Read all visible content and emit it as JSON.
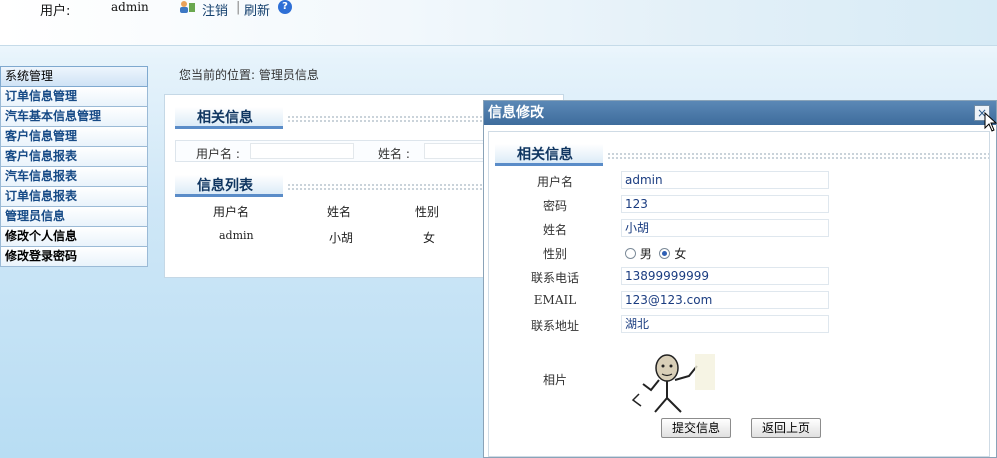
{
  "topbar": {
    "user_label": "用户:",
    "user_value": "admin",
    "logout": "注销",
    "separator": "|",
    "refresh": "刷新",
    "help_glyph": "?"
  },
  "sidebar": {
    "header": "系统管理",
    "items": [
      {
        "label": "订单信息管理"
      },
      {
        "label": "汽车基本信息管理"
      },
      {
        "label": "客户信息管理"
      },
      {
        "label": "客户信息报表"
      },
      {
        "label": "汽车信息报表"
      },
      {
        "label": "订单信息报表"
      },
      {
        "label": "管理员信息"
      },
      {
        "label": "修改个人信息"
      },
      {
        "label": "修改登录密码"
      }
    ]
  },
  "breadcrumb": "您当前的位置: 管理员信息",
  "main": {
    "section_related": "相关信息",
    "username_label": "用户名 :",
    "name_label": "姓名 :",
    "section_list": "信息列表",
    "columns": [
      "用户名",
      "姓名",
      "性别"
    ],
    "rows": [
      [
        "admin",
        "小胡",
        "女"
      ]
    ]
  },
  "modal": {
    "title": "信息修改",
    "close_glyph": "×",
    "section": "相关信息",
    "fields": {
      "username": {
        "label": "用户名",
        "value": "admin"
      },
      "password": {
        "label": "密码",
        "value": "123"
      },
      "name": {
        "label": "姓名",
        "value": "小胡"
      },
      "gender": {
        "label": "性别",
        "option_male": "男",
        "option_female": "女",
        "selected": "女"
      },
      "phone": {
        "label": "联系电话",
        "value": "13899999999"
      },
      "email": {
        "label": "EMAIL",
        "value": "123@123.com"
      },
      "address": {
        "label": "联系地址",
        "value": "湖北"
      },
      "photo": {
        "label": "相片"
      }
    },
    "submit_button": "提交信息",
    "back_button": "返回上页"
  },
  "colors": {
    "accent": "#3e6c9c",
    "link": "#164a86"
  }
}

__WHAT YOU ARE ASKED TO DO__: Print each of the records above exactly as written, leaving no picture in the copy.

__OUTPUT OF THE EXERCISE__:
Read all visible content and emit it as JSON.
{
  "topbar": {
    "user_label": "用户:",
    "user_value": "admin",
    "logout": "注销",
    "separator": "|",
    "refresh": "刷新",
    "help_glyph": "?"
  },
  "sidebar": {
    "header": "系统管理",
    "items": [
      {
        "label": "订单信息管理"
      },
      {
        "label": "汽车基本信息管理"
      },
      {
        "label": "客户信息管理"
      },
      {
        "label": "客户信息报表"
      },
      {
        "label": "汽车信息报表"
      },
      {
        "label": "订单信息报表"
      },
      {
        "label": "管理员信息"
      },
      {
        "label": "修改个人信息"
      },
      {
        "label": "修改登录密码"
      }
    ]
  },
  "breadcrumb": "您当前的位置: 管理员信息",
  "main": {
    "section_related": "相关信息",
    "username_label": "用户名 :",
    "name_label": "姓名 :",
    "section_list": "信息列表",
    "columns": [
      "用户名",
      "姓名",
      "性别"
    ],
    "rows": [
      [
        "admin",
        "小胡",
        "女"
      ]
    ]
  },
  "modal": {
    "title": "信息修改",
    "close_glyph": "×",
    "section": "相关信息",
    "fields": {
      "username": {
        "label": "用户名",
        "value": "admin"
      },
      "password": {
        "label": "密码",
        "value": "123"
      },
      "name": {
        "label": "姓名",
        "value": "小胡"
      },
      "gender": {
        "label": "性别",
        "option_male": "男",
        "option_female": "女",
        "selected": "女"
      },
      "phone": {
        "label": "联系电话",
        "value": "13899999999"
      },
      "email": {
        "label": "EMAIL",
        "value": "123@123.com"
      },
      "address": {
        "label": "联系地址",
        "value": "湖北"
      },
      "photo": {
        "label": "相片"
      }
    },
    "submit_button": "提交信息",
    "back_button": "返回上页"
  },
  "colors": {
    "accent": "#3e6c9c",
    "link": "#164a86"
  }
}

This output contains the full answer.